The answer must consist of every line from the data that holds "India".

[Dataset records on visual material]
◇ ◇ ◇
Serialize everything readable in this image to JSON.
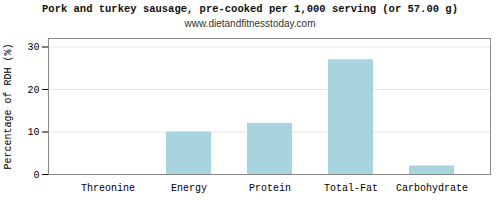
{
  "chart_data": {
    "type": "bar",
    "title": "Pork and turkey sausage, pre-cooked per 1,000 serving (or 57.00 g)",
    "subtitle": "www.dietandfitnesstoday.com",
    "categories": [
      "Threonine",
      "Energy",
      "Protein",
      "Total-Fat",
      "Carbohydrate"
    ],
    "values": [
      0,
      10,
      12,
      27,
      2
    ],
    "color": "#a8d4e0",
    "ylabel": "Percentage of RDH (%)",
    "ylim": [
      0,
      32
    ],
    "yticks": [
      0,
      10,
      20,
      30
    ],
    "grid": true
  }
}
◇ ◇ ◇
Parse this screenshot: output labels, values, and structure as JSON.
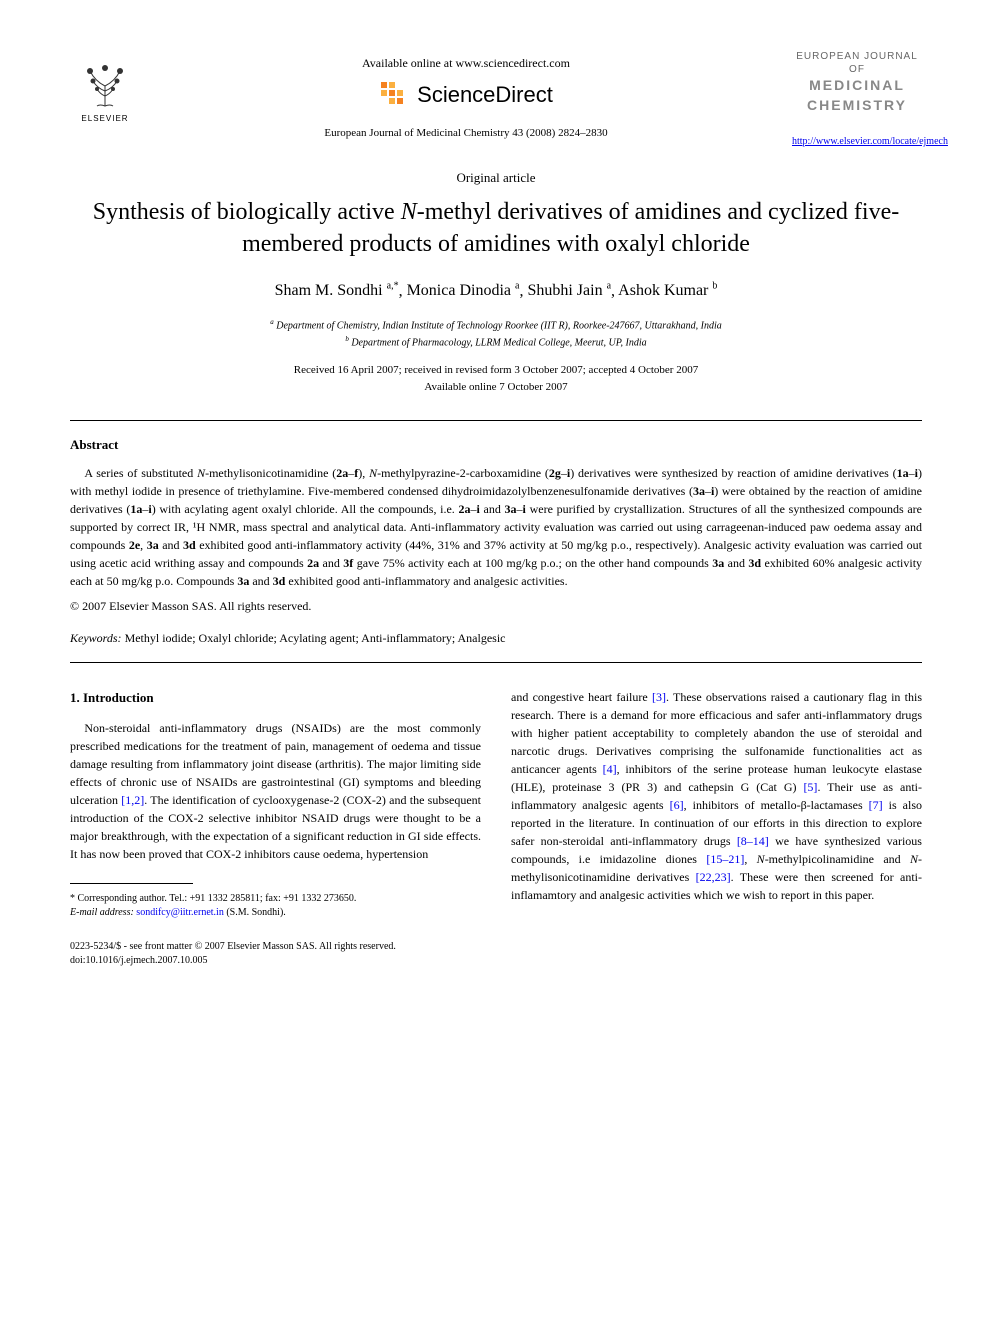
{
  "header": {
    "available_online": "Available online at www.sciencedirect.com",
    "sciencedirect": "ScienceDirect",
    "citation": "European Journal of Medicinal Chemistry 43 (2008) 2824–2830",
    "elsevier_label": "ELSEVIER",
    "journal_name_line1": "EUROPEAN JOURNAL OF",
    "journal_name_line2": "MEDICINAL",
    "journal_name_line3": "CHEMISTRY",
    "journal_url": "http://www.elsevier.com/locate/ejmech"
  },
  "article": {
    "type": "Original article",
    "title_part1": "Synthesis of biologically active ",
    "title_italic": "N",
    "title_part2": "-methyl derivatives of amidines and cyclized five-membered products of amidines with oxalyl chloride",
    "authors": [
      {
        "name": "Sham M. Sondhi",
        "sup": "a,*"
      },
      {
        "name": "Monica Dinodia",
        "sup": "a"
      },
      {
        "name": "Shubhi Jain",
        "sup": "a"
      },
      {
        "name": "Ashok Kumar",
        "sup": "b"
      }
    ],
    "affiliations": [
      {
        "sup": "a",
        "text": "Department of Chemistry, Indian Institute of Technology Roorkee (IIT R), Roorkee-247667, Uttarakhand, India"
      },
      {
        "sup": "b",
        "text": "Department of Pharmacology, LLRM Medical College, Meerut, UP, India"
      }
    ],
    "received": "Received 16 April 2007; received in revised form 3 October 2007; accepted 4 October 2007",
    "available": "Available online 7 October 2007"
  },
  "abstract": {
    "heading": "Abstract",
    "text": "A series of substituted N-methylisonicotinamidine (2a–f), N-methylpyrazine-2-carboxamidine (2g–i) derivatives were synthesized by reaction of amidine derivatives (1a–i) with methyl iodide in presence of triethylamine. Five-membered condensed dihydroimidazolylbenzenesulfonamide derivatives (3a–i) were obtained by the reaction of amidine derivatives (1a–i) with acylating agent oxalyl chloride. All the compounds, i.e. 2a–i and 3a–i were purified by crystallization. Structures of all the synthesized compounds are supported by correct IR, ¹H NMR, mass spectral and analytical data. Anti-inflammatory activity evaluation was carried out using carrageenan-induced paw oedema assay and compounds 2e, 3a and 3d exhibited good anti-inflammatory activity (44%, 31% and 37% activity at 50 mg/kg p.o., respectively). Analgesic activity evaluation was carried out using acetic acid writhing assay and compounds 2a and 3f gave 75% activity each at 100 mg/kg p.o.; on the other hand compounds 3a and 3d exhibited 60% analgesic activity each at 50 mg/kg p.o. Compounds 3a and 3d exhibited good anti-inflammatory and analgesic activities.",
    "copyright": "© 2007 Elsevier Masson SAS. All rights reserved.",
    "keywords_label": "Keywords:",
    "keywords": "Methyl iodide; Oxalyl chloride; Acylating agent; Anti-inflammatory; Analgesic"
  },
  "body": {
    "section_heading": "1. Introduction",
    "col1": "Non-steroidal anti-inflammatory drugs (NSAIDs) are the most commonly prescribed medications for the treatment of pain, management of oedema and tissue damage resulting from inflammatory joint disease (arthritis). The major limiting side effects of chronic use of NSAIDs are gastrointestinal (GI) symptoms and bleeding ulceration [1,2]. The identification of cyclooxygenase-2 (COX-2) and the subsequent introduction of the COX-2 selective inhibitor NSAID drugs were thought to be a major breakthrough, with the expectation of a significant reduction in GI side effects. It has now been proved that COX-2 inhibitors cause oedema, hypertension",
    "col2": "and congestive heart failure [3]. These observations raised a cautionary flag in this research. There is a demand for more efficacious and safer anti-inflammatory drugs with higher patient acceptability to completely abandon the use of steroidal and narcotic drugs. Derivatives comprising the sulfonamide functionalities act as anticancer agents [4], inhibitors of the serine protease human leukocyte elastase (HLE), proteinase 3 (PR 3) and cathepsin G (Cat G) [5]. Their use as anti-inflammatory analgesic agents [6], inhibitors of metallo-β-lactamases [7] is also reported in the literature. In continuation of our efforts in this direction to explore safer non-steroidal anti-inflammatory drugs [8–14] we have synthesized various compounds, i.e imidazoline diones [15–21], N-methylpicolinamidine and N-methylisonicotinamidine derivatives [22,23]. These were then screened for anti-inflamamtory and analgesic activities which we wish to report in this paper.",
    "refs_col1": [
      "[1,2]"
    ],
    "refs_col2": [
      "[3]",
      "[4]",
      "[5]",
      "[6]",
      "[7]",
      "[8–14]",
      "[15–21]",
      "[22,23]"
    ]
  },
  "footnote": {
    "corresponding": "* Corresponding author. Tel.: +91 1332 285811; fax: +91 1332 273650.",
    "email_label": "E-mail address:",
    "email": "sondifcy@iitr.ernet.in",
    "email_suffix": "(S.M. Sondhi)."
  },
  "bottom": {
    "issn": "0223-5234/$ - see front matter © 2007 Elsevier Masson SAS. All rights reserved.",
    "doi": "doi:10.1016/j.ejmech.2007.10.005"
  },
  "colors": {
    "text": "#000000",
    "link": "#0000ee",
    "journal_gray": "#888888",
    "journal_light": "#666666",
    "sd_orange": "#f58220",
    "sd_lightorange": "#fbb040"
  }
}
◇ ◇ ◇
* _REPLY_:
        "text": "Department of Chemistry, Indian Institute of Technology Roorkee (IIT R), Roorkee-247667, Uttarakhand, India"
        "text": "Department of Pharmacology, LLRM Medical College, Meerut, UP, India"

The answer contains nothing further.